* **Input records**:
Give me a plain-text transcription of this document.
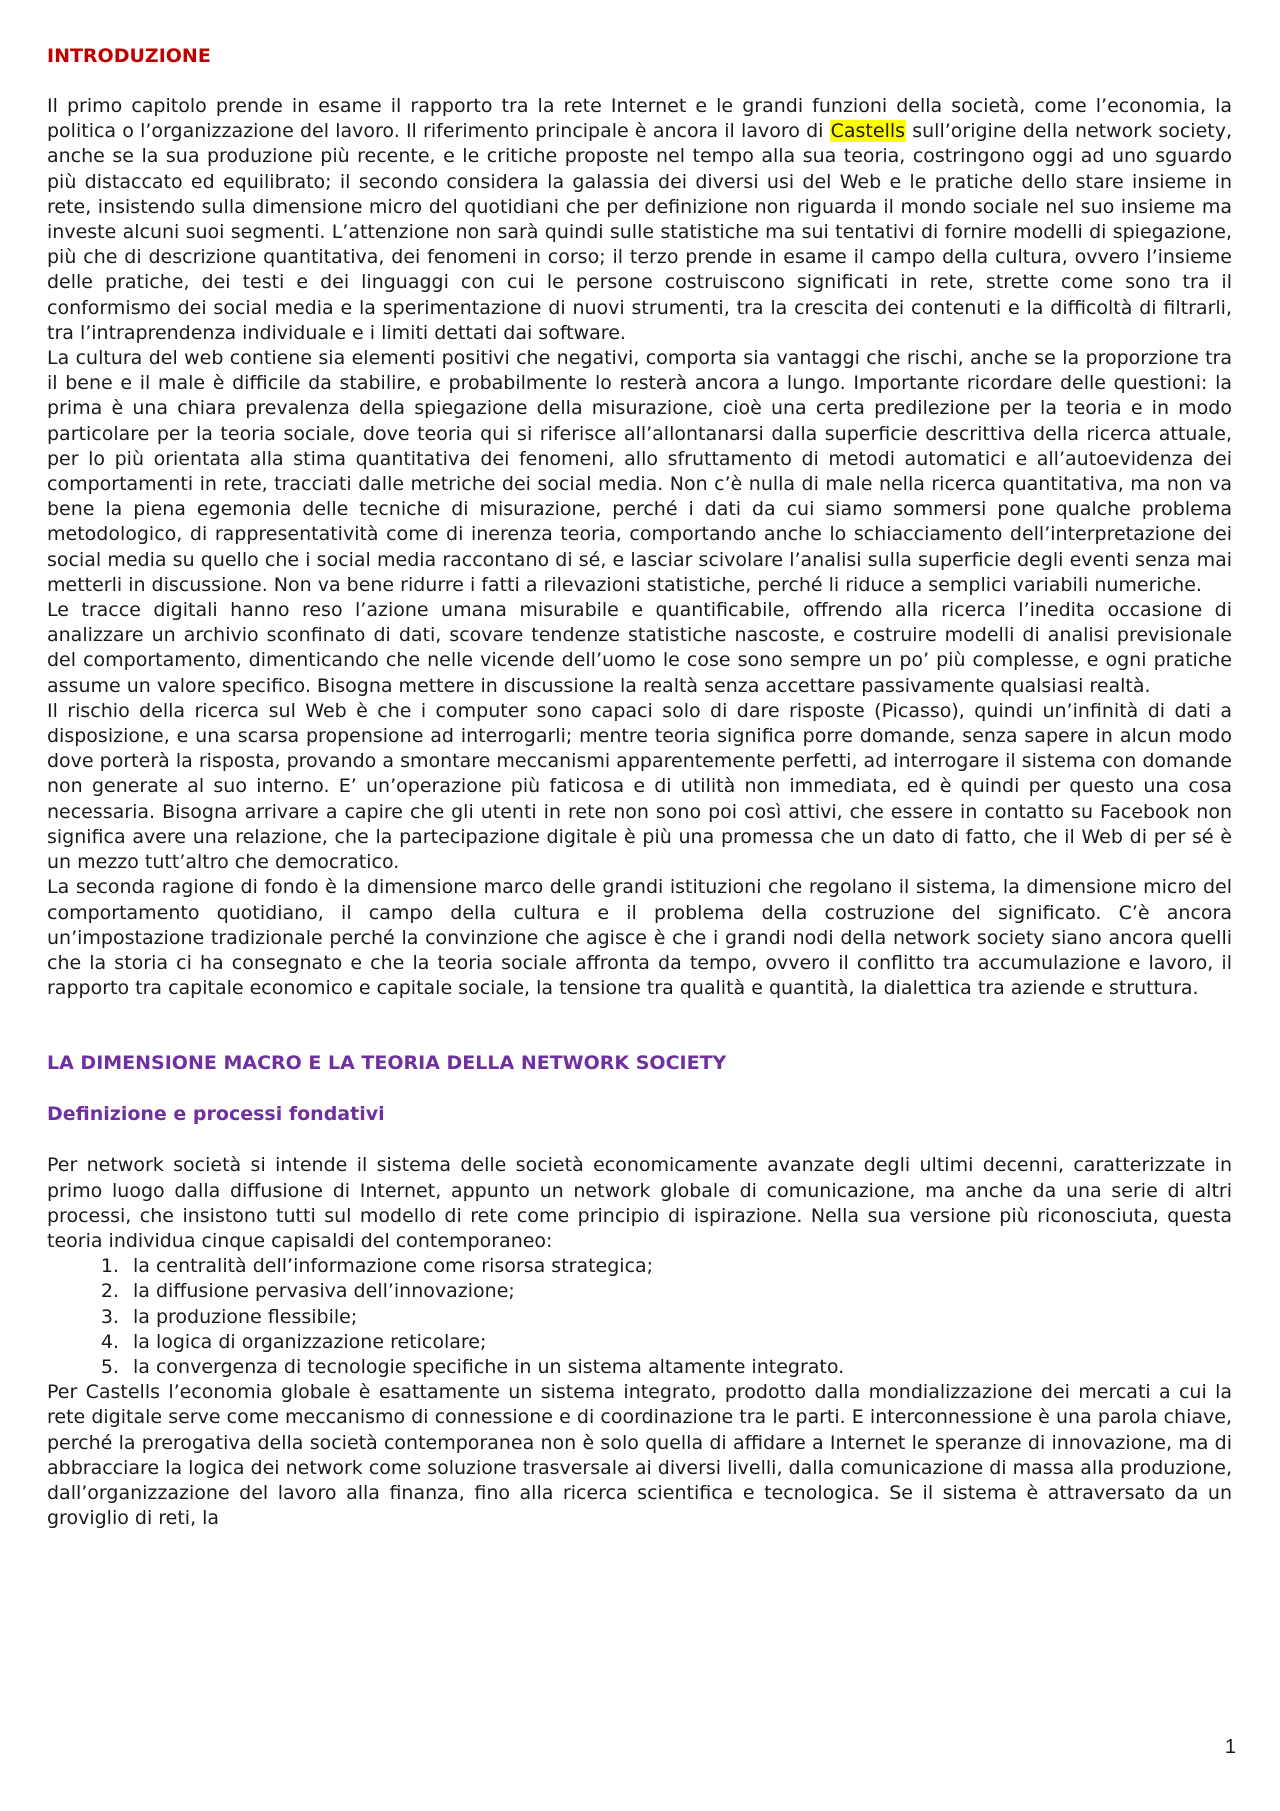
INTRODUZIONE

Il primo capitolo prende in esame il rapporto tra la rete Internet e le grandi funzioni della società, come l’economia, la politica o l’organizzazione del lavoro. Il riferimento principale è ancora il lavoro di Castells sull’origine della network society, anche se la sua produzione più recente, e le critiche proposte nel tempo alla sua teoria, costringono oggi ad uno sguardo più distaccato ed equilibrato; il secondo considera la galassia dei diversi usi del Web e le pratiche dello stare insieme in rete, insistendo sulla dimensione micro del quotidiani che per definizione non riguarda il mondo sociale nel suo insieme ma investe alcuni suoi segmenti. L’attenzione non sarà quindi sulle statistiche ma sui tentativi di fornire modelli di spiegazione, più che di descrizione quantitativa, dei fenomeni in corso; il terzo prende in esame il campo della cultura, ovvero l’insieme delle pratiche, dei testi e dei linguaggi con cui le persone costruiscono significati in rete, strette come sono tra il conformismo dei social media e la sperimentazione di nuovi strumenti, tra la crescita dei contenuti e la difficoltà di filtrarli, tra l’intraprendenza individuale e i limiti dettati dai software.

La cultura del web contiene sia elementi positivi che negativi, comporta sia vantaggi che rischi, anche se la proporzione tra il bene e il male è difficile da stabilire, e probabilmente lo resterà ancora a lungo. Importante ricordare delle questioni: la prima è una chiara prevalenza della spiegazione della misurazione, cioè una certa predilezione per la teoria e in modo particolare per la teoria sociale, dove teoria qui si riferisce all’allontanarsi dalla superficie descrittiva della ricerca attuale, per lo più orientata alla stima quantitativa dei fenomeni, allo sfruttamento di metodi automatici e all’autoevidenza dei comportamenti in rete, tracciati dalle metriche dei social media. Non c’è nulla di male nella ricerca quantitativa, ma non va bene la piena egemonia delle tecniche di misurazione, perché i dati da cui siamo sommersi pone qualche problema metodologico, di rappresentatività come di inerenza teoria, comportando anche lo schiacciamento dell’interpretazione dei social media su quello che i social media raccontano di sé, e lasciar scivolare l’analisi sulla superficie degli eventi senza mai metterli in discussione. Non va bene ridurre i fatti a rilevazioni statistiche, perché li riduce a semplici variabili numeriche.

Le tracce digitali hanno reso l’azione umana misurabile e quantificabile, offrendo alla ricerca l’inedita occasione di analizzare un archivio sconfinato di dati, scovare tendenze statistiche nascoste, e costruire modelli di analisi previsionale del comportamento, dimenticando che nelle vicende dell’uomo le cose sono sempre un po’ più complesse, e ogni pratiche assume un valore specifico. Bisogna mettere in discussione la realtà senza accettare passivamente qualsiasi realtà.

Il rischio della ricerca sul Web è che i computer sono capaci solo di dare risposte (Picasso), quindi un’infinità di dati a disposizione, e una scarsa propensione ad interrogarli; mentre teoria significa porre domande, senza sapere in alcun modo dove porterà la risposta, provando a smontare meccanismi apparentemente perfetti, ad interrogare il sistema con domande non generate al suo interno. E’ un’operazione più faticosa e di utilità non immediata, ed è quindi per questo una cosa necessaria. Bisogna arrivare a capire che gli utenti in rete non sono poi così attivi, che essere in contatto su Facebook non significa avere una relazione, che la partecipazione digitale è più una promessa che un dato di fatto, che il Web di per sé è un mezzo tutt’altro che democratico.

La seconda ragione di fondo è la dimensione marco delle grandi istituzioni che regolano il sistema, la dimensione micro del comportamento quotidiano, il campo della cultura e il problema della costruzione del significato. C’è ancora un’impostazione tradizionale perché la convinzione che agisce è che i grandi nodi della network society siano ancora quelli che la storia ci ha consegnato e che la teoria sociale affronta da tempo, ovvero il conflitto tra accumulazione e lavoro, il rapporto tra capitale economico e capitale sociale, la tensione tra qualità e quantità, la dialettica tra aziende e struttura.

LA DIMENSIONE MACRO E LA TEORIA DELLA NETWORK SOCIETY
Definizione e processi fondativi

Per network società si intende il sistema delle società economicamente avanzate degli ultimi decenni, caratterizzate in primo luogo dalla diffusione di Internet, appunto un network globale di comunicazione, ma anche da una serie di altri processi, che insistono tutti sul modello di rete come principio di ispirazione. Nella sua versione più riconosciuta, questa teoria individua cinque capisaldi del contemporaneo:

1. la centralità dell’informazione come risorsa strategica;
2. la diffusione pervasiva dell’innovazione;
3. la produzione flessibile;
4. la logica di organizzazione reticolare;
5. la convergenza di tecnologie specifiche in un sistema altamente integrato.

Per Castells l’economia globale è esattamente un sistema integrato, prodotto dalla mondializzazione dei mercati a cui la rete digitale serve come meccanismo di connessione e di coordinazione tra le parti. E interconnessione è una parola chiave, perché la prerogativa della società contemporanea non è solo quella di affidare a Internet le speranze di innovazione, ma di abbracciare la logica dei network come soluzione trasversale ai diversi livelli, dalla comunicazione di massa alla produzione, dall’organizzazione del lavoro alla finanza, fino alla ricerca scientifica e tecnologica. Se il sistema è attraversato da un groviglio di reti, la

1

* **Direction**:
Give the count of lines in the data shown above that contain "diffusione", and nothing else.

* **Problem solution**:
2